- [WHAT THE TASK ASKS]: Filter the entries below, keeping every line that has the word "Luxembourg".

-- Start ITEMS --

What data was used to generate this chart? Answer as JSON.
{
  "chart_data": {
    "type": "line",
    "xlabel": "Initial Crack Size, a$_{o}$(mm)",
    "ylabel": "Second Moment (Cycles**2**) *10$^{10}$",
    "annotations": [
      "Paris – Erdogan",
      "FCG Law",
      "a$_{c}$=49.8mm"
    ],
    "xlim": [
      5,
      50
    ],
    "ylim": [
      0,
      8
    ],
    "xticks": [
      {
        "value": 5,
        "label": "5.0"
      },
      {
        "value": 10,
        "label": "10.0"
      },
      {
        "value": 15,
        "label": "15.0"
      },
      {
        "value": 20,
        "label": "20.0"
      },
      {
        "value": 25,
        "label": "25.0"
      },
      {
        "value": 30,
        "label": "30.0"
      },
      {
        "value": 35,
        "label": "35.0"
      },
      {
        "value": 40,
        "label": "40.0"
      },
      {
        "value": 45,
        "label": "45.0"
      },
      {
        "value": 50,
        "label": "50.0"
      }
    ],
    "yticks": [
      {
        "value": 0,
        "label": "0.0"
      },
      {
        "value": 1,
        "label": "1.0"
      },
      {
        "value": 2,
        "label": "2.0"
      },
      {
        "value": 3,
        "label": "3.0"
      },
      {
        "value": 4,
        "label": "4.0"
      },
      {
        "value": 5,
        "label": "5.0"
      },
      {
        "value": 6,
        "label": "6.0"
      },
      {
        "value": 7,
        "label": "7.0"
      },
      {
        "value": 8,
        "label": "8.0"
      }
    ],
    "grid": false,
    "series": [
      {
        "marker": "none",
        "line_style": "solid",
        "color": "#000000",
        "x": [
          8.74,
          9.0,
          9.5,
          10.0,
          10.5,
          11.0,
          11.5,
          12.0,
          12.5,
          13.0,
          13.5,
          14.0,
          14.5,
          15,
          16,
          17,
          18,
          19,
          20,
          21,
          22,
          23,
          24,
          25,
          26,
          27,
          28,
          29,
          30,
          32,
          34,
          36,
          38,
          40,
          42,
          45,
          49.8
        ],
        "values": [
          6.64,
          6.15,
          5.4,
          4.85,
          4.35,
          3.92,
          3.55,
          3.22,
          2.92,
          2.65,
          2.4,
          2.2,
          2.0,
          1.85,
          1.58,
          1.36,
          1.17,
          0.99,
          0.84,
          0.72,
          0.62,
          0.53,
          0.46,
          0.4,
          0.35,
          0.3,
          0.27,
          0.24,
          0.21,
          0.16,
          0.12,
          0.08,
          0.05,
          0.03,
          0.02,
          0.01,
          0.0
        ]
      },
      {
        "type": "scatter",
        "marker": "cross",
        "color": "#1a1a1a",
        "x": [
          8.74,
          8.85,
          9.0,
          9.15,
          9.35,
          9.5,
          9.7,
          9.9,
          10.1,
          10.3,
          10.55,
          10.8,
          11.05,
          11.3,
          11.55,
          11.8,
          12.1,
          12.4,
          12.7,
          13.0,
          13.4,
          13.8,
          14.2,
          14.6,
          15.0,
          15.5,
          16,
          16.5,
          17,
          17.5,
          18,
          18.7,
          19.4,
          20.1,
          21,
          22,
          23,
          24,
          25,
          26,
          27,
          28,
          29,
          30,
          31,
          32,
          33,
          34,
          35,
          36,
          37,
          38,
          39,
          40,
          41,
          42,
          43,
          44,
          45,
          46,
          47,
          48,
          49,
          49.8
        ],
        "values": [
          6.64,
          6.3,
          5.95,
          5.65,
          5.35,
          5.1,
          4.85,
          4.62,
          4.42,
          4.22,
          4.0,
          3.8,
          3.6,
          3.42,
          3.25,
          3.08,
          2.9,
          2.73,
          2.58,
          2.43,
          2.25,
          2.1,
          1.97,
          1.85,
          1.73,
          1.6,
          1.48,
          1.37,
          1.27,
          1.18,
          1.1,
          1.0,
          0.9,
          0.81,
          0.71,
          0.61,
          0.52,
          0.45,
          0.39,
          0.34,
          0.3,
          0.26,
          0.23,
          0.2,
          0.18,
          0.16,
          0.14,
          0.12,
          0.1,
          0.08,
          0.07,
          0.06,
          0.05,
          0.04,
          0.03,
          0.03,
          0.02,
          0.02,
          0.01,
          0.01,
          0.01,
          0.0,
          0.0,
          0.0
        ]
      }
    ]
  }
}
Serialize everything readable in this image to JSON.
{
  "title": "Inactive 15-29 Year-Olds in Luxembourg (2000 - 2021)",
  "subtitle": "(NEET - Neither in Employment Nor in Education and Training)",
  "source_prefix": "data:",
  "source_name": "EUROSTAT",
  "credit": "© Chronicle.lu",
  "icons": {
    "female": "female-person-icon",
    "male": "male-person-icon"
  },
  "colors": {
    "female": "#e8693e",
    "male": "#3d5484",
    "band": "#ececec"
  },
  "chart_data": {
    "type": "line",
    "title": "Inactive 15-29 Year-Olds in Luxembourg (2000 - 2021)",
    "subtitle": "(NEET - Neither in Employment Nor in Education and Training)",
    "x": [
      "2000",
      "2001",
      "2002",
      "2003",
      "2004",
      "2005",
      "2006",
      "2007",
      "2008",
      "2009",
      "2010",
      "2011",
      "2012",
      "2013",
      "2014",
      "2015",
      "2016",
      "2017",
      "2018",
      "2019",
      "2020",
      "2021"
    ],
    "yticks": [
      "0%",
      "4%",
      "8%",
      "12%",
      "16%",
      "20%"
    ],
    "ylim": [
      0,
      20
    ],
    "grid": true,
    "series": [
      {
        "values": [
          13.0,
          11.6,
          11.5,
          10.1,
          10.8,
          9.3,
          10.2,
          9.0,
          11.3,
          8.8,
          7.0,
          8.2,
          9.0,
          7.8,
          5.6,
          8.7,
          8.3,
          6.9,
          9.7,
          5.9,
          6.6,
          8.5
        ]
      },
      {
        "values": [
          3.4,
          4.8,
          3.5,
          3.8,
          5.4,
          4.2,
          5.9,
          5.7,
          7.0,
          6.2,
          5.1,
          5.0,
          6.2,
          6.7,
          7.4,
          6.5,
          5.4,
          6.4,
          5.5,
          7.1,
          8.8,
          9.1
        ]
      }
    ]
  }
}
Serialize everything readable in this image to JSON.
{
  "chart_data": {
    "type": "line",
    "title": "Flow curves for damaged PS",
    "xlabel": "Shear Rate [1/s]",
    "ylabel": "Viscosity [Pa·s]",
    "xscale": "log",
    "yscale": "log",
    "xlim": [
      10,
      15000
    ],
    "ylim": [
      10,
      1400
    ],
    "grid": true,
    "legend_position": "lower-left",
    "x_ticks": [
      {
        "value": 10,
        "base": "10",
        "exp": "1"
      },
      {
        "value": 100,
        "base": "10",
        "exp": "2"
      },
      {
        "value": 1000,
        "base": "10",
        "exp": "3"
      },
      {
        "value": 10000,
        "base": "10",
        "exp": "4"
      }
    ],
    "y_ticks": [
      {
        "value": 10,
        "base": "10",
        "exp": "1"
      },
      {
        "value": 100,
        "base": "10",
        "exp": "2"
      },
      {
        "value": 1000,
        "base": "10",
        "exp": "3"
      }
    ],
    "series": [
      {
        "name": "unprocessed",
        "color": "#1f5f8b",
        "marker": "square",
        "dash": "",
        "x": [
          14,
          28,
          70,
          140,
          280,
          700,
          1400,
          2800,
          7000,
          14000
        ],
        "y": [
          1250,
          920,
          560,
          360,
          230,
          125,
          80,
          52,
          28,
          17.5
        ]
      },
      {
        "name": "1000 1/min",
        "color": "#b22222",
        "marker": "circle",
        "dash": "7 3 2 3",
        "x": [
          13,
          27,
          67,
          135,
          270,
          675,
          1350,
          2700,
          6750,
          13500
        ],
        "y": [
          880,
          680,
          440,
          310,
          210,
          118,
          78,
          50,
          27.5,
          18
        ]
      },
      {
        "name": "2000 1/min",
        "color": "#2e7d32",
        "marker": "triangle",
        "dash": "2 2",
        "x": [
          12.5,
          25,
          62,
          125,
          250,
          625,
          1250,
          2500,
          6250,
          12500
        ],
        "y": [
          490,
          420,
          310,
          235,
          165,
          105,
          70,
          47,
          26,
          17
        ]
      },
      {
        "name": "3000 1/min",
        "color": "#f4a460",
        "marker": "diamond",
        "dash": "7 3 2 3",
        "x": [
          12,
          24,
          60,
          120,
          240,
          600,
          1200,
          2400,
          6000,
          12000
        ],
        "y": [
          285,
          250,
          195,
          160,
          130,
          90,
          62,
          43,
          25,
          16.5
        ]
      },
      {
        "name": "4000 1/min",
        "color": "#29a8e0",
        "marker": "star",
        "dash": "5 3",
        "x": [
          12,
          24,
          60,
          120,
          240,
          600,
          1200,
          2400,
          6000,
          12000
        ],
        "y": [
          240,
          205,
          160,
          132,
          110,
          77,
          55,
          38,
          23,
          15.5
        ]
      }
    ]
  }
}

-- End ITEMS --

- [ANSWER FOR THIS EXERCISE]:
  "title": "Inactive 15-29 Year-Olds in Luxembourg (2000 - 2021)",
    "title": "Inactive 15-29 Year-Olds in Luxembourg (2000 - 2021)",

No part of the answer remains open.